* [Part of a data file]
◇ ◇ ◇ ◇ ◇ ◇ ◇

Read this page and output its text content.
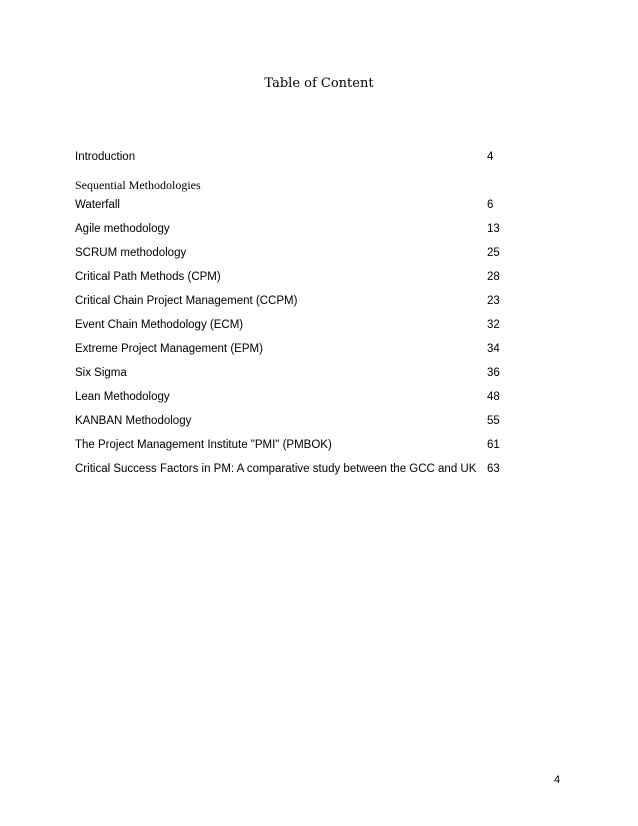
Table of Content
Introduction	4
Sequential Methodologies
Waterfall	6
Agile methodology	13
SCRUM methodology	25
Critical Path Methods (CPM)	28
Critical Chain Project Management (CCPM)	23
Event Chain Methodology (ECM)	32
Extreme Project Management (EPM)	34
Six Sigma	36
Lean Methodology	48
KANBAN Methodology	55
The Project Management Institute "PMI" (PMBOK)	61
Critical Success Factors in PM: A comparative study between the GCC and UK 63
4
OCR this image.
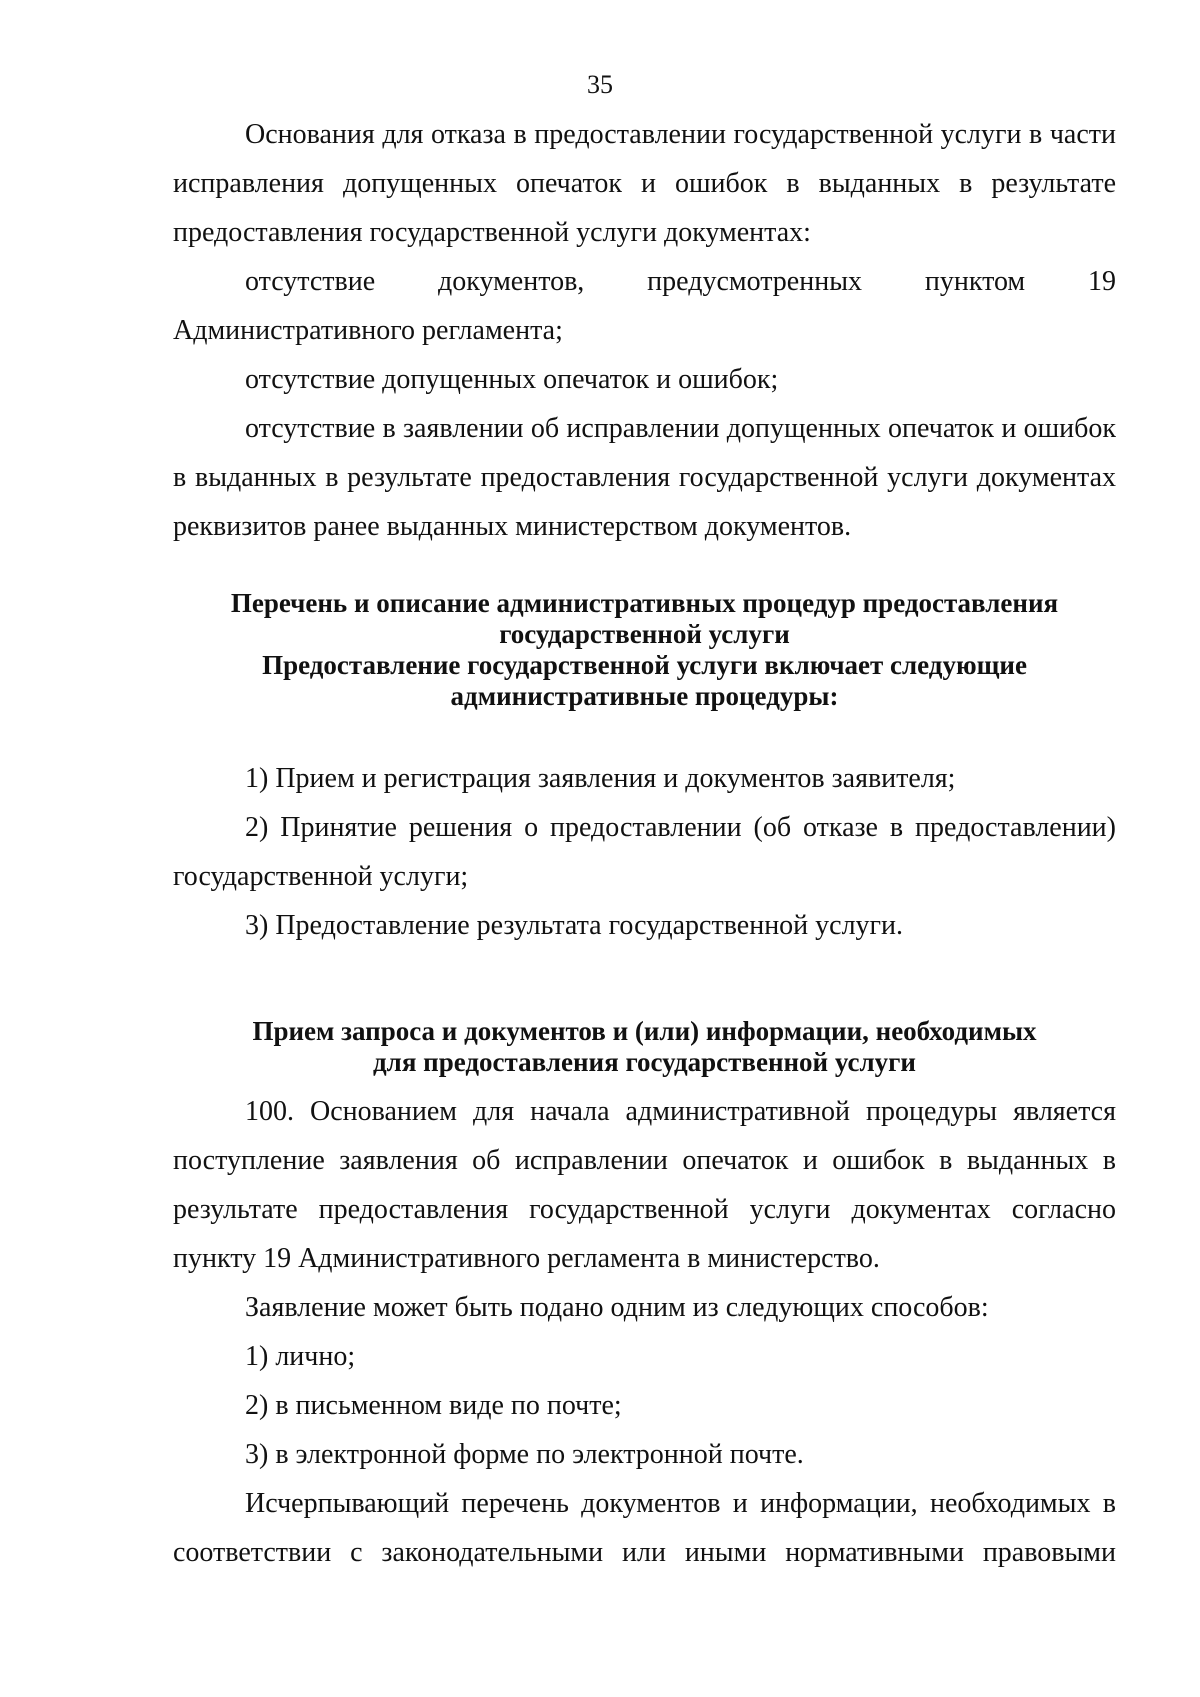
35

Основания для отказа в предоставлении государственной услуги в части исправления допущенных опечаток и ошибок в выданных в результате предоставления государственной услуги документах:

отсутствие документов, предусмотренных пунктом 19 Административного регламента;

отсутствие допущенных опечаток и ошибок;

отсутствие в заявлении об исправлении допущенных опечаток и ошибок в выданных в результате предоставления государственной услуги документах реквизитов ранее выданных министерством документов.

Перечень и описание административных процедур предоставления
государственной услуги
Предоставление государственной услуги включает следующие
административные процедуры:

1) Прием и регистрация заявления и документов заявителя;

2) Принятие решения о предоставлении (об отказе в предоставлении) государственной услуги;

3) Предоставление результата государственной услуги.

Прием запроса и документов и (или) информации, необходимых
для предоставления государственной услуги

100. Основанием для начала административной процедуры является поступление заявления об исправлении опечаток и ошибок в выданных в результате предоставления государственной услуги документах согласно пункту 19 Административного регламента в министерство.

Заявление может быть подано одним из следующих способов:

1) лично;

2) в письменном виде по почте;

3) в электронной форме по электронной почте.

Исчерпывающий перечень документов и информации, необходимых в соответствии с законодательными или иными нормативными правовыми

◇ ◇ ◇ ◇ ◇ ◇ ◇

* [Task description]
Of all the lines in the data above, state how many include "документах". Say only the number.

* [Solution below]
3